Supplied data ::
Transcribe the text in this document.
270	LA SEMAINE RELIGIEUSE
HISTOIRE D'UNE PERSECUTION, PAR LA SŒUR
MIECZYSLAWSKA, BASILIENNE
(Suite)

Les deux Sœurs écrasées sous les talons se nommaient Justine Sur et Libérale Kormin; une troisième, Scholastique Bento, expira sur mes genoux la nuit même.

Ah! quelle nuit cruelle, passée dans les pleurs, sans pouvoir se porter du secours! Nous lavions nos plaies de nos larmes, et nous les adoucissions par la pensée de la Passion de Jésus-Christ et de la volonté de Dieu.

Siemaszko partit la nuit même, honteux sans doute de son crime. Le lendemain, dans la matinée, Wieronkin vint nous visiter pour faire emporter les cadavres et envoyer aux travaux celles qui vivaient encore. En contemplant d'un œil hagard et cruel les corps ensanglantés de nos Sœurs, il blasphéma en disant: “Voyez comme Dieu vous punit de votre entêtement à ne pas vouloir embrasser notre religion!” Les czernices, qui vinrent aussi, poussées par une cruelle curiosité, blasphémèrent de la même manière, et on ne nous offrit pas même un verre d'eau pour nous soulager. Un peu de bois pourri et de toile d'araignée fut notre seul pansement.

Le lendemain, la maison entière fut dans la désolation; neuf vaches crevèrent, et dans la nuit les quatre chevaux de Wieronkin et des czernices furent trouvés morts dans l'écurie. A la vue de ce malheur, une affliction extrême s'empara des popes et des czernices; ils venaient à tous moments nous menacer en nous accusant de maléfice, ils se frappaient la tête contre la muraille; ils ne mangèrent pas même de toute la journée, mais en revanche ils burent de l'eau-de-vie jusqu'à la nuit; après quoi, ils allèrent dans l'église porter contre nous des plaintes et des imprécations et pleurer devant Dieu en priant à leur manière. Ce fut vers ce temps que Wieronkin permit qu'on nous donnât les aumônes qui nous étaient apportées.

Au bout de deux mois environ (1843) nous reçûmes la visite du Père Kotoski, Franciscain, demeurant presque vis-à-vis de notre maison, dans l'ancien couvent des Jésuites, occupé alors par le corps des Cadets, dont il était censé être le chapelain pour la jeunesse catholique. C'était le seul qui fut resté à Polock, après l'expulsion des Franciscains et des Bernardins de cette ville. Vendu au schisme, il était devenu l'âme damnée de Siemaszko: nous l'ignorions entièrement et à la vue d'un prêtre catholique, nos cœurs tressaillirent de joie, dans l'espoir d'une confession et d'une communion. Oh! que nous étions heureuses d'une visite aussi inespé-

Task requirements :: Tally up how many lines in the preceding listing contain the word "deux". Give nothing but the number.

Finished task :: 2